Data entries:
● ● ● ● ● ● ●

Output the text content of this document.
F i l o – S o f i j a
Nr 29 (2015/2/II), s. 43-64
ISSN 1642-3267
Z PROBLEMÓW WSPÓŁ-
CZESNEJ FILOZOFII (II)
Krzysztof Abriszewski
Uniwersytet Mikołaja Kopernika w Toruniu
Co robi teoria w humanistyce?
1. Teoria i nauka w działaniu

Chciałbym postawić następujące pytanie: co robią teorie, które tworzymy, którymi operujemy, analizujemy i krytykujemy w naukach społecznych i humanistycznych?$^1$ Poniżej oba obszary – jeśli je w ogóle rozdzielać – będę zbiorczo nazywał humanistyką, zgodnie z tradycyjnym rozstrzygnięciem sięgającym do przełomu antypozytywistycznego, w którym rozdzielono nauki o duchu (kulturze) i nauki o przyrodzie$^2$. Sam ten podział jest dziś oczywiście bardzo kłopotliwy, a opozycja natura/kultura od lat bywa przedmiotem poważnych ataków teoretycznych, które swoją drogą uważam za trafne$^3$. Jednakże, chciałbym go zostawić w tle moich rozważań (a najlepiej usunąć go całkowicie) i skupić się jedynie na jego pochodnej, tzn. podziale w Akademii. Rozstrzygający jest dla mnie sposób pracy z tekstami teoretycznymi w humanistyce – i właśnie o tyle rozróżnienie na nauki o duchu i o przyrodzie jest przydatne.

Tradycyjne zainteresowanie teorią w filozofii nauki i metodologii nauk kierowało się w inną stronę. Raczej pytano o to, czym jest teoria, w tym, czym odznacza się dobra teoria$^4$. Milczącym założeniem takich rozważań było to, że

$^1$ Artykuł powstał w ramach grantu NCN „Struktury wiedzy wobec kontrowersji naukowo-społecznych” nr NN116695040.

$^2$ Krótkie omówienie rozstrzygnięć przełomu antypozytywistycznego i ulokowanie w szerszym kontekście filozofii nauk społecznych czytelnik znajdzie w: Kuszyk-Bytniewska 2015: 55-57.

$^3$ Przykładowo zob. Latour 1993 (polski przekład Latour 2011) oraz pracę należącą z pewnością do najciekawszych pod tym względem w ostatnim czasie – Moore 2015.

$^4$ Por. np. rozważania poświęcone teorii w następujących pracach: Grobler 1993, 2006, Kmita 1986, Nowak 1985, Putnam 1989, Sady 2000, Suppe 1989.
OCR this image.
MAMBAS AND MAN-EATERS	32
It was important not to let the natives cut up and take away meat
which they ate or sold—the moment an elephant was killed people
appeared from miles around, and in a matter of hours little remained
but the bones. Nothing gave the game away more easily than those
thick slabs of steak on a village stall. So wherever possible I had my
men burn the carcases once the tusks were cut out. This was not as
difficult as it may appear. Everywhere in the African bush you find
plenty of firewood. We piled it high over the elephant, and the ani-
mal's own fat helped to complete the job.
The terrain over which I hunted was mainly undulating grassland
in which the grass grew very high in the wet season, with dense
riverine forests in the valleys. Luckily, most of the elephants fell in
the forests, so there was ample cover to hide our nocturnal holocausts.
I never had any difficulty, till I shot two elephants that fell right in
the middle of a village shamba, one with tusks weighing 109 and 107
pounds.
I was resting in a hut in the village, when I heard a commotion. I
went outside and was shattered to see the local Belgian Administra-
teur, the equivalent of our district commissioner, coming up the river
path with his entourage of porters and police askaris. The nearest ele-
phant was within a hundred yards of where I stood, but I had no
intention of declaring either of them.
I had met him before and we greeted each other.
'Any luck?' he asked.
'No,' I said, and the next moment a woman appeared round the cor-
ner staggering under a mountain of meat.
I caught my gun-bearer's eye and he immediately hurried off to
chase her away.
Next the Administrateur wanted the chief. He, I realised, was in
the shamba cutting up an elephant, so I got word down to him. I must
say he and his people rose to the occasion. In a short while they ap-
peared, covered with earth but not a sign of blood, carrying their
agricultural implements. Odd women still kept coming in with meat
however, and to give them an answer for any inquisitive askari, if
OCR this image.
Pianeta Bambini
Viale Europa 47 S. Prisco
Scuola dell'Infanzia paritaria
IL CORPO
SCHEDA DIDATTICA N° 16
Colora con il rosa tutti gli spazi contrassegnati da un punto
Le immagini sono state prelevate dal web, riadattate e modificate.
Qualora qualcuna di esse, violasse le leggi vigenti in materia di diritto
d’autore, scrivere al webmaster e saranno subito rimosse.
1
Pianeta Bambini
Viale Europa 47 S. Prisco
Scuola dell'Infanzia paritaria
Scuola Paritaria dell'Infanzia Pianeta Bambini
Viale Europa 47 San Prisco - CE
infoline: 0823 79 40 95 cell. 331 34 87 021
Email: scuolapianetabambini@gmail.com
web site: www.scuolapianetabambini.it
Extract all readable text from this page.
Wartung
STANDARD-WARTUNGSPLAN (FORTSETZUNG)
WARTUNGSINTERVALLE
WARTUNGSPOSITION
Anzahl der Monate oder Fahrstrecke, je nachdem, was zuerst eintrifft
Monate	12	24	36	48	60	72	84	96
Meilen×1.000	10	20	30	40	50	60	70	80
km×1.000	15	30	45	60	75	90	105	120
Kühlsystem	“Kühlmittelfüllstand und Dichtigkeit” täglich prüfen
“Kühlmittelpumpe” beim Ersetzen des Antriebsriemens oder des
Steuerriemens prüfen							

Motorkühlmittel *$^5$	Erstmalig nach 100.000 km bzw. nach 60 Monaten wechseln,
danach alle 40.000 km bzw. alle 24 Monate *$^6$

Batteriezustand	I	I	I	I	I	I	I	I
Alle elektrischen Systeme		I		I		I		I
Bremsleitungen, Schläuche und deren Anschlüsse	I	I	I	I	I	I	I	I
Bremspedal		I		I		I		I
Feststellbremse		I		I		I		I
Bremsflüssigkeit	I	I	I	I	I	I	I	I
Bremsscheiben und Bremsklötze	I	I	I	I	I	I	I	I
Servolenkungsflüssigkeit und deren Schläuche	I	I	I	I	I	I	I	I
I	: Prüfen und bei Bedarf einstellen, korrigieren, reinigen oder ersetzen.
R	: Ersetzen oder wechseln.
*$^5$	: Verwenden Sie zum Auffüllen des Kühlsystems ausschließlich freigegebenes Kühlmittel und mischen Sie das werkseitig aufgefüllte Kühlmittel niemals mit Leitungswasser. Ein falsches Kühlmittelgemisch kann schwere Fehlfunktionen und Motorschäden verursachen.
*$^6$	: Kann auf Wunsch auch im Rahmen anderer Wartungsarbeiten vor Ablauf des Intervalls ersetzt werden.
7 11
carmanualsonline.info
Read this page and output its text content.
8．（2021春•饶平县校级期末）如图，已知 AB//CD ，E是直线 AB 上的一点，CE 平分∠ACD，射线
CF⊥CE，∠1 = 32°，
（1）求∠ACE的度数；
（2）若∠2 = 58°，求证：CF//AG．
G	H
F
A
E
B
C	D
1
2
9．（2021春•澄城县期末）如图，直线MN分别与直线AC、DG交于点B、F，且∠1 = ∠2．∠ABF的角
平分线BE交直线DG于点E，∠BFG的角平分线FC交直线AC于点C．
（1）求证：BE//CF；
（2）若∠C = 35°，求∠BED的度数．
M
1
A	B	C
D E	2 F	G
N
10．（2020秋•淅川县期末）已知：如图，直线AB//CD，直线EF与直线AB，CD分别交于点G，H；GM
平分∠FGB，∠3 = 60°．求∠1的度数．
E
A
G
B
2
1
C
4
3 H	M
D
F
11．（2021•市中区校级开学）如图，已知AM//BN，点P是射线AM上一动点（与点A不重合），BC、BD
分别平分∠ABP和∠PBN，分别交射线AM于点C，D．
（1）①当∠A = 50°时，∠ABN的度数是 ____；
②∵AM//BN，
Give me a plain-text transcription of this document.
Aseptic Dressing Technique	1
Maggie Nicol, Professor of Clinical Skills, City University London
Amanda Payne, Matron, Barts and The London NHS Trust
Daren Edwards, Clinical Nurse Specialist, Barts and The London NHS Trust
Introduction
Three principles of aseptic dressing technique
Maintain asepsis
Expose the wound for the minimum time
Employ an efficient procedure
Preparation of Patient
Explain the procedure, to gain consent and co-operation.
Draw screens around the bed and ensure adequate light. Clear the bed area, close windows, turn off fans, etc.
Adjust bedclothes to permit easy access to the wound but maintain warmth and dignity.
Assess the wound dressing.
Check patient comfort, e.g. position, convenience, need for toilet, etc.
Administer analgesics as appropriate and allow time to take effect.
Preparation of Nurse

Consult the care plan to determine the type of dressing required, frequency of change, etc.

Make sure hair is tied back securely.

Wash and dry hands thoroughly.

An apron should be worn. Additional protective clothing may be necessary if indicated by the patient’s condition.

● ● ● ● ● ● ●

Problem to solve: Look through the entries above; copy each line where the string "Trust" appears.

Written solution:
Amanda Payne, Matron, Barts and The London NHS Trust
Daren Edwards, Clinical Nurse Specialist, Barts and The London NHS Trust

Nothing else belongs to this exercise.